▶ **Data excerpts**:
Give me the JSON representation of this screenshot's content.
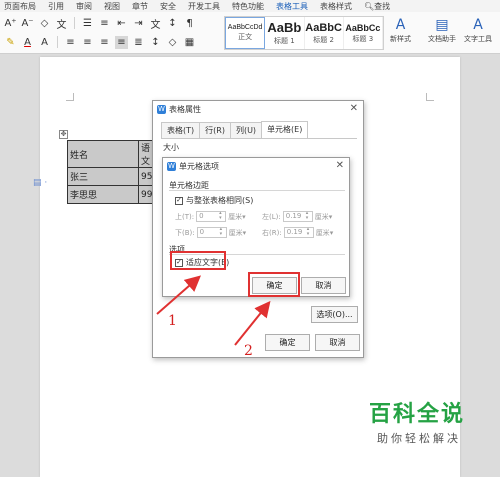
{
  "menubar": {
    "items": [
      "页面布局",
      "引用",
      "审阅",
      "视图",
      "章节",
      "安全",
      "开发工具",
      "特色功能",
      "表格工具",
      "表格样式",
      "查找"
    ],
    "active_index": 8
  },
  "ribbon": {
    "styles": [
      {
        "sample": "AaBbCcDd",
        "name": "正文"
      },
      {
        "sample": "AaBb",
        "name": "标题 1"
      },
      {
        "sample": "AaBbC",
        "name": "标题 2"
      },
      {
        "sample": "AaBbCc",
        "name": "标题 3"
      }
    ],
    "new_style": "新样式",
    "doc_assistant": "文档助手",
    "text_tools": "文字工具"
  },
  "doc_table": {
    "rows": [
      [
        "姓名",
        "语文"
      ],
      [
        "张三",
        "95"
      ],
      [
        "李思思",
        "99"
      ]
    ]
  },
  "table_props": {
    "title": "表格属性",
    "tabs": [
      "表格(T)",
      "行(R)",
      "列(U)",
      "单元格(E)"
    ],
    "size_label": "大小",
    "options_button": "选项(O)...",
    "ok": "确定",
    "cancel": "取消"
  },
  "cell_options": {
    "title": "单元格选项",
    "margin_group": "单元格边距",
    "same_as_table": "与整张表格相同(S)",
    "top_label": "上(T):",
    "top_value": "0",
    "bottom_label": "下(B):",
    "bottom_value": "0",
    "left_label": "左(L):",
    "left_value": "0.19",
    "right_label": "右(R):",
    "right_value": "0.19",
    "unit": "厘米",
    "options_group": "选项",
    "fit_text": "适应文字(E)",
    "ok": "确定",
    "cancel": "取消"
  },
  "annotations": {
    "step1": "1",
    "step2": "2",
    "color": "#e03131"
  },
  "watermark": {
    "title": "百科全说",
    "subtitle": "助你轻松解决"
  }
}
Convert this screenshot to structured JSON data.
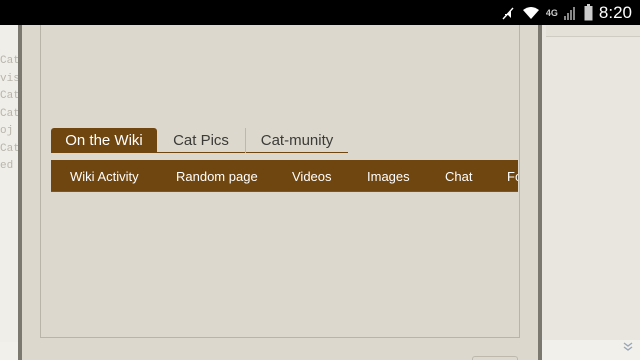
{
  "status_bar": {
    "time": "8:20",
    "network": "4G",
    "icons": [
      "mute-icon",
      "wifi-icon",
      "signal-icon",
      "battery-icon"
    ]
  },
  "background": {
    "left_text_stubs": [
      "Cat",
      "vis",
      "Cat",
      "Cat",
      "oj",
      "Cat",
      "ed"
    ]
  },
  "tabs": [
    {
      "label": "On the Wiki",
      "active": true
    },
    {
      "label": "Cat Pics",
      "active": false
    },
    {
      "label": "Cat-munity",
      "active": false
    }
  ],
  "nav": {
    "items": [
      {
        "label": "Wiki Activity"
      },
      {
        "label": "Random page"
      },
      {
        "label": "Videos"
      },
      {
        "label": "Images"
      },
      {
        "label": "Chat"
      },
      {
        "label": "Fo"
      }
    ]
  },
  "colors": {
    "accent": "#704610",
    "modal_bg": "#dcd8ce",
    "statusbar": "#000000"
  }
}
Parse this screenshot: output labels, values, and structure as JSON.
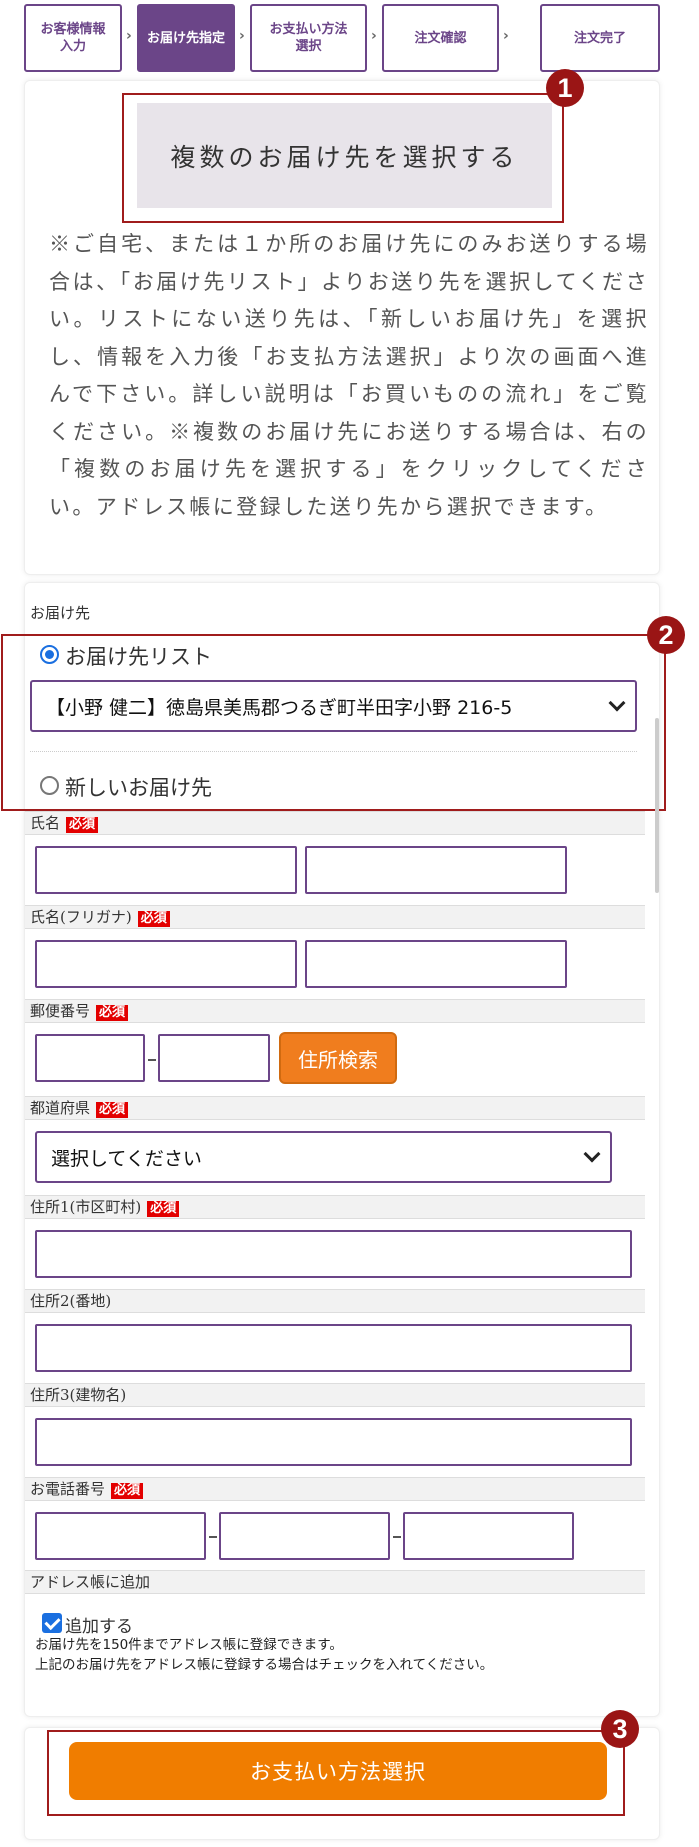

▶ **Objective**: Only the lines from the one that contains "Convert this screenshot" to the end of the records, inclusive, are to be quoted exactly, with pictures excluded.

▶ **Task solution**:
Convert this screenshot to structured JSON data.
{
  "status_bar": {
    "time": "8:20",
    "network": "4G",
    "icons": [
      "mute-icon",
      "wifi-icon",
      "signal-icon",
      "battery-icon"
    ]
  },
  "background": {
    "left_text_stubs": [
      "Cat",
      "vis",
      "Cat",
      "Cat",
      "oj",
      "Cat",
      "ed"
    ]
  },
  "tabs": [
    {
      "label": "On the Wiki",
      "active": true
    },
    {
      "label": "Cat Pics",
      "active": false
    },
    {
      "label": "Cat-munity",
      "active": false
    }
  ],
  "nav": {
    "items": [
      {
        "label": "Wiki Activity"
      },
      {
        "label": "Random page"
      },
      {
        "label": "Videos"
      },
      {
        "label": "Images"
      },
      {
        "label": "Chat"
      },
      {
        "label": "Fo"
      }
    ]
  },
  "colors": {
    "accent": "#704610",
    "modal_bg": "#dcd8ce",
    "statusbar": "#000000"
  }
}
Parse this screenshot: output labels, values, and structure as JSON.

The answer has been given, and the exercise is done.